>>>

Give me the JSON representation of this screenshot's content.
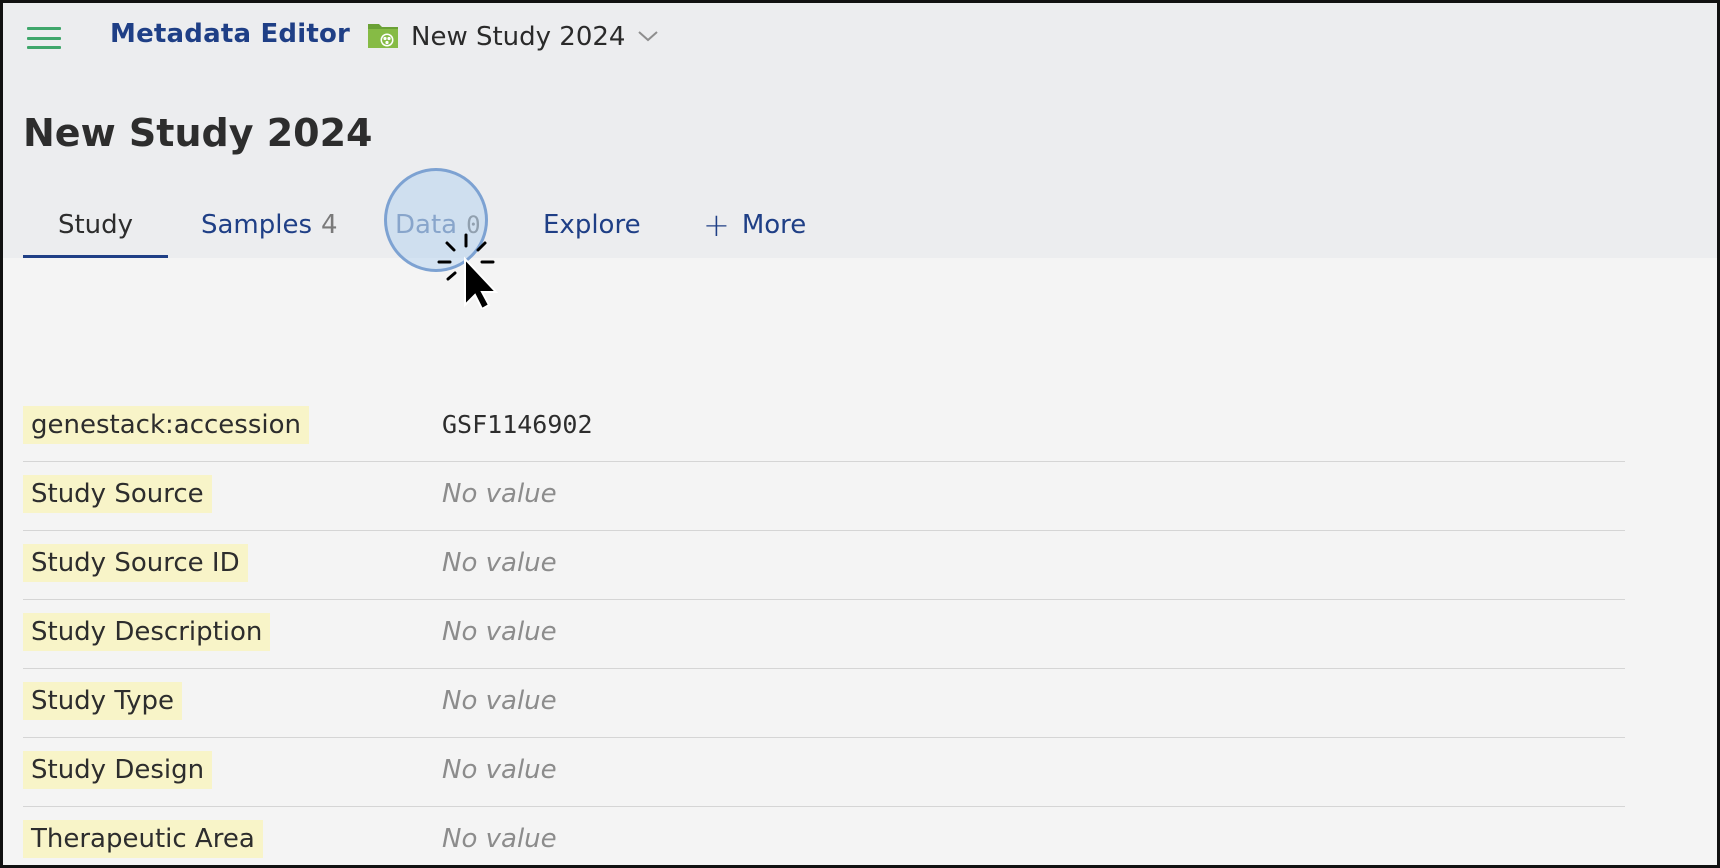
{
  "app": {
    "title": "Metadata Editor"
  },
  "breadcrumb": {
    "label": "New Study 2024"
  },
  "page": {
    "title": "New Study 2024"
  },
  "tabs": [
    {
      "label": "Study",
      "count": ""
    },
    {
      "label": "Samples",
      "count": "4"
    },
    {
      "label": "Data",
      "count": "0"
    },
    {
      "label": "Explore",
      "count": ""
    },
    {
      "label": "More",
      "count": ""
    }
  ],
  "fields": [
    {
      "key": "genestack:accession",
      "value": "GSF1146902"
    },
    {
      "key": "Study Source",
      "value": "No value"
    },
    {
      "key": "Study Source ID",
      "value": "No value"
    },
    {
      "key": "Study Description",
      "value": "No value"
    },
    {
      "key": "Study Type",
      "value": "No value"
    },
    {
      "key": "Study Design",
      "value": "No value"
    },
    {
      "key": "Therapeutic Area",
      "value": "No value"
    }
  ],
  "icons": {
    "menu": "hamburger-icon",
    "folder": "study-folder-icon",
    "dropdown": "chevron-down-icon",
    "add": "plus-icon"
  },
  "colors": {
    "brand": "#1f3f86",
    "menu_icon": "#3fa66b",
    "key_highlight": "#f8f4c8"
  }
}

<<<
>>>

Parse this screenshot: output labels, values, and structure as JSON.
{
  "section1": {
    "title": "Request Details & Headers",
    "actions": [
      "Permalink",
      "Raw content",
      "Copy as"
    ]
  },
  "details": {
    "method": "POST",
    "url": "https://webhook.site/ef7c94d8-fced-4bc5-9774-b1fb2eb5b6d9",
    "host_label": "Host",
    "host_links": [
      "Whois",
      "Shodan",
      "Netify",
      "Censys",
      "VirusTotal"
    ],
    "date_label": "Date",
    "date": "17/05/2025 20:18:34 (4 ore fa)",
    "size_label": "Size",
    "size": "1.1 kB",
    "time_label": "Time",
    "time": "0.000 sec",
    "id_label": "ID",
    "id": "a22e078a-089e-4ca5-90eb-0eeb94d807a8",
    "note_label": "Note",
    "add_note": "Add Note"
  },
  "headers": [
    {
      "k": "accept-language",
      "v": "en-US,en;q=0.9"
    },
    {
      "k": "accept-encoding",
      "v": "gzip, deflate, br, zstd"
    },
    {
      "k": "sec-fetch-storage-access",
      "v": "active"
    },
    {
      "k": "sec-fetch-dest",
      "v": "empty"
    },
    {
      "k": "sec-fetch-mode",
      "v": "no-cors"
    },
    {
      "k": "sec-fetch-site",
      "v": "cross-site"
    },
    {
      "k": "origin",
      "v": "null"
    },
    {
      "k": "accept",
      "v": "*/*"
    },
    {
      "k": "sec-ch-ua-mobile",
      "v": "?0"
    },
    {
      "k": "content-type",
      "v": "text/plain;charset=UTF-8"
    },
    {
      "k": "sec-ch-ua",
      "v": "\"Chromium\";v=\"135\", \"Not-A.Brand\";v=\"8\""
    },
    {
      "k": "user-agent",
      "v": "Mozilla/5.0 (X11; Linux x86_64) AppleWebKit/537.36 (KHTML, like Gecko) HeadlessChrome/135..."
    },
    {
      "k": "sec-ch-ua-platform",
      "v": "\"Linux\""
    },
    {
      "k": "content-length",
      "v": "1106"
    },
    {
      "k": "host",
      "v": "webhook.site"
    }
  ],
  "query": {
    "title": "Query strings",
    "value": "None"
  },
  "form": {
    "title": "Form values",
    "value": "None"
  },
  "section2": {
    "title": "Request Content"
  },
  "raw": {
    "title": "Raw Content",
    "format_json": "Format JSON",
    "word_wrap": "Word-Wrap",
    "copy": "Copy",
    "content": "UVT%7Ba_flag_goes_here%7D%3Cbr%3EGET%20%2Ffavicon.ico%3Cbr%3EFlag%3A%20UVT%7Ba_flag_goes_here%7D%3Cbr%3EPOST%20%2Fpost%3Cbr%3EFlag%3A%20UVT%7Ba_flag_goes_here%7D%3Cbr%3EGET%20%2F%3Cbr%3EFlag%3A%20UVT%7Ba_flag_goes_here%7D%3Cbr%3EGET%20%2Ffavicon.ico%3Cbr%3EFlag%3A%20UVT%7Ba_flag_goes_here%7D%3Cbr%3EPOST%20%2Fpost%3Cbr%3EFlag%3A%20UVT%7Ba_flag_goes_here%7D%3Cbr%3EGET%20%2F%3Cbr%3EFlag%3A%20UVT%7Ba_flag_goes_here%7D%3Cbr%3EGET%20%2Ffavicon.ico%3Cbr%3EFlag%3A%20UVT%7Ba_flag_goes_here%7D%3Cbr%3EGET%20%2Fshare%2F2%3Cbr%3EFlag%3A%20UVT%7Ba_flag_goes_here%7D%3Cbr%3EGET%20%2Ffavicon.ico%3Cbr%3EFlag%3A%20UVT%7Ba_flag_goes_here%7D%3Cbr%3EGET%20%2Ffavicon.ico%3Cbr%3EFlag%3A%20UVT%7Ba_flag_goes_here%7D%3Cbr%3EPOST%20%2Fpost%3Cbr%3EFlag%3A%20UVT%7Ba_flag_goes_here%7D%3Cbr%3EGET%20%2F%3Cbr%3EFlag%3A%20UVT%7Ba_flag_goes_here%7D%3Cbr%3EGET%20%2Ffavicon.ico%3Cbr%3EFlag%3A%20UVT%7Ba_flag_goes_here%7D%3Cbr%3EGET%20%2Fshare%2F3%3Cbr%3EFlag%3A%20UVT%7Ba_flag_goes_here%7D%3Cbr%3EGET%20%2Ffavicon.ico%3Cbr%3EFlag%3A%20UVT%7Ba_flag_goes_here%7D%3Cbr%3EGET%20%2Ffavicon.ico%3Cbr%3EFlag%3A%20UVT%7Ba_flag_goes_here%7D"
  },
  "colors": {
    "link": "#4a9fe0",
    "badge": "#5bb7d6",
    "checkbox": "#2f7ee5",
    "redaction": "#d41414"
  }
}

<<<
>>>

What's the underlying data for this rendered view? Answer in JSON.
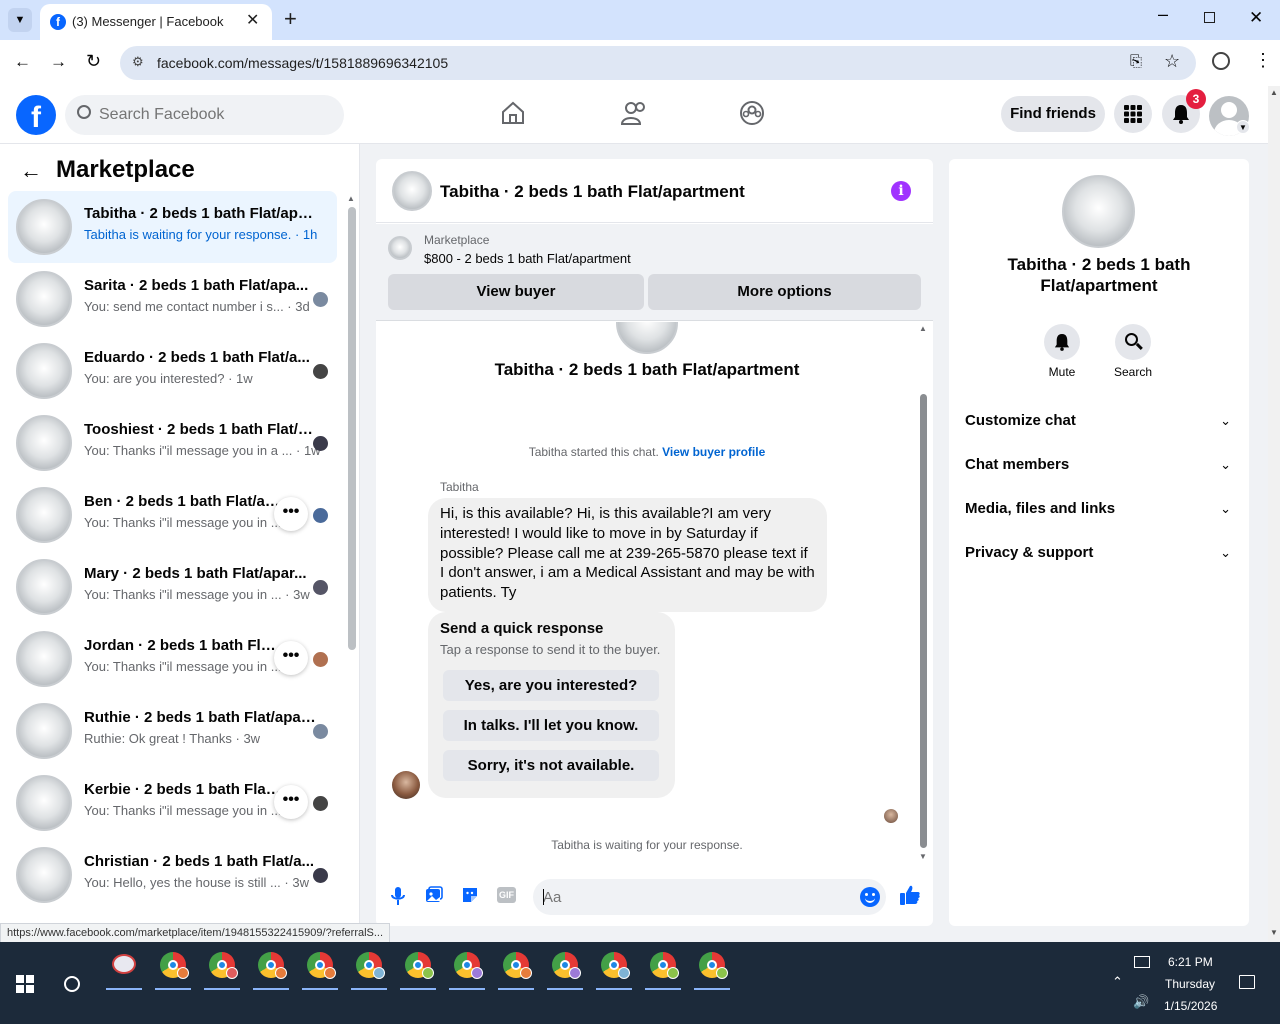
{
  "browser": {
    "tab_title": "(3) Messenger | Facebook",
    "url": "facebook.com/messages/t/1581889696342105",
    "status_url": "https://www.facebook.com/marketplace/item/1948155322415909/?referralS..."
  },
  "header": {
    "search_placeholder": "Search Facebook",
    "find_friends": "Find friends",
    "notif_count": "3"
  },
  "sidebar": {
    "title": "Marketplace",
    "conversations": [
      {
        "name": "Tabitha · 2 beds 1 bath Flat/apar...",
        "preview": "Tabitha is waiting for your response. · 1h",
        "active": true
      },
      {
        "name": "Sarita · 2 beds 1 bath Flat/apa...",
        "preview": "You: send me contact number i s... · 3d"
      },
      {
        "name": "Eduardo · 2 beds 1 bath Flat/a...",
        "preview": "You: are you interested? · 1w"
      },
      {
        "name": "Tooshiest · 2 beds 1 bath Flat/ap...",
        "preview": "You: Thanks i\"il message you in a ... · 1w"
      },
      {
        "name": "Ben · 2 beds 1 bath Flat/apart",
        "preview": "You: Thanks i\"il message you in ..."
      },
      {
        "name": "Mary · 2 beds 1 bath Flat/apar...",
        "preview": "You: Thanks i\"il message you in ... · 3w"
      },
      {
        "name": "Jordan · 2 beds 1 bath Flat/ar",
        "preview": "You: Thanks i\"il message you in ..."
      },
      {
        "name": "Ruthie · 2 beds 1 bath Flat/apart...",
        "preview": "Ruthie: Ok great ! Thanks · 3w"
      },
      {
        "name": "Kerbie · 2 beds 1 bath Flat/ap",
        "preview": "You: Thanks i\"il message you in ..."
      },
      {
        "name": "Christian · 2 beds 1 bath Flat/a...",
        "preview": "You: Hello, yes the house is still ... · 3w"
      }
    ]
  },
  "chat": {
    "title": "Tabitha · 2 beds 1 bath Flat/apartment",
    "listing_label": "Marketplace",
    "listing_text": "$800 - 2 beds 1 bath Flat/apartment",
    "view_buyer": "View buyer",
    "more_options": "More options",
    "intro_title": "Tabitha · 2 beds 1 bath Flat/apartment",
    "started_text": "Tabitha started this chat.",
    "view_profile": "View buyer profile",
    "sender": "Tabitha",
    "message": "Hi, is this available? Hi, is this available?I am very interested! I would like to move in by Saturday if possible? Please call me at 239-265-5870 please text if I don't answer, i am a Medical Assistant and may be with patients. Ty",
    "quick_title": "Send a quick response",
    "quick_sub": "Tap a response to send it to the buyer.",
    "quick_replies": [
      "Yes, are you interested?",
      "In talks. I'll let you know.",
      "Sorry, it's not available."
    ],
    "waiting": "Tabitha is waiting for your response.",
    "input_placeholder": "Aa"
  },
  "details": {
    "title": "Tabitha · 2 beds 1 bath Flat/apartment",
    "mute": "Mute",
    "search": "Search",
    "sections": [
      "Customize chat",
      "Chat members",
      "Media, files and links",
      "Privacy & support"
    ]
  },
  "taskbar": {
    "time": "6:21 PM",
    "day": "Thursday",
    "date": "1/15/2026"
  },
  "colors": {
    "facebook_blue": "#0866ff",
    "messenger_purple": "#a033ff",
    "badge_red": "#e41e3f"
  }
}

<<<

- **What this task involves**: The answer must be a single number: the count of lines in the records above that contain the word "JSON".

- **Result of this exercise**: 4